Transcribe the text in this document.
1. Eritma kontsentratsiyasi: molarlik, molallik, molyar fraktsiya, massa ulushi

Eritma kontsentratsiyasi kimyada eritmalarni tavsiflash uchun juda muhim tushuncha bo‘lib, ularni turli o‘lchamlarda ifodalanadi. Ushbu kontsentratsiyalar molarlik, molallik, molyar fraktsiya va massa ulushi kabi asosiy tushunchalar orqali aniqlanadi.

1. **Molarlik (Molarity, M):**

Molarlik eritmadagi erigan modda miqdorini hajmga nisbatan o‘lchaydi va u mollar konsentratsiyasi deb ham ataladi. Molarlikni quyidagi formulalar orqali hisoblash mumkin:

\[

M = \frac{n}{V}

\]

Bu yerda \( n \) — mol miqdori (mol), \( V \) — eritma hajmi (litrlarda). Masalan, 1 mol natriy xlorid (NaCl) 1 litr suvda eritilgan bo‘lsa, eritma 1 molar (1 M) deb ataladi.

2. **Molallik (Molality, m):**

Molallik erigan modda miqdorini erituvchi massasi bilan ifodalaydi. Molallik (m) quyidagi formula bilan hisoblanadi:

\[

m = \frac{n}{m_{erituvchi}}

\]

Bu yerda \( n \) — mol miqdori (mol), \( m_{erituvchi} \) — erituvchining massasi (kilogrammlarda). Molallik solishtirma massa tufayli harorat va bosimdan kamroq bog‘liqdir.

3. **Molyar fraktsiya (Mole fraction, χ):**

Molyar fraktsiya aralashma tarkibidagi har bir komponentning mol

==============================

Your task is to repeat every entry exactly.

Transcribe the text in this document.
1. Eritma kontsentratsiyasi: molarlik, molallik, molyar fraktsiya, massa ulushi

Eritma kontsentratsiyasi kimyada eritmalarni tavsiflash uchun juda muhim tushuncha bo‘lib, ularni turli o‘lchamlarda ifodalanadi. Ushbu kontsentratsiyalar molarlik, molallik, molyar fraktsiya va massa ulushi kabi asosiy tushunchalar orqali aniqlanadi.

1. **Molarlik (Molarity, M):**

Molarlik eritmadagi erigan modda miqdorini hajmga nisbatan o‘lchaydi va u mollar konsentratsiyasi deb ham ataladi. Molarlikni quyidagi formulalar orqali hisoblash mumkin:

\[

M = \frac{n}{V}

\]

Bu yerda \( n \) — mol miqdori (mol), \( V \) — eritma hajmi (litrlarda). Masalan, 1 mol natriy xlorid (NaCl) 1 litr suvda eritilgan bo‘lsa, eritma 1 molar (1 M) deb ataladi.

2. **Molallik (Molality, m):**

Molallik erigan modda miqdorini erituvchi massasi bilan ifodalaydi. Molallik (m) quyidagi formula bilan hisoblanadi:

\[

m = \frac{n}{m_{erituvchi}}

\]

Bu yerda \( n \) — mol miqdori (mol), \( m_{erituvchi} \) — erituvchining massasi (kilogrammlarda). Molallik solishtirma massa tufayli harorat va bosimdan kamroq bog‘liqdir.

3. **Molyar fraktsiya (Mole fraction, χ):**

Molyar fraktsiya aralashma tarkibidagi har bir komponentning mol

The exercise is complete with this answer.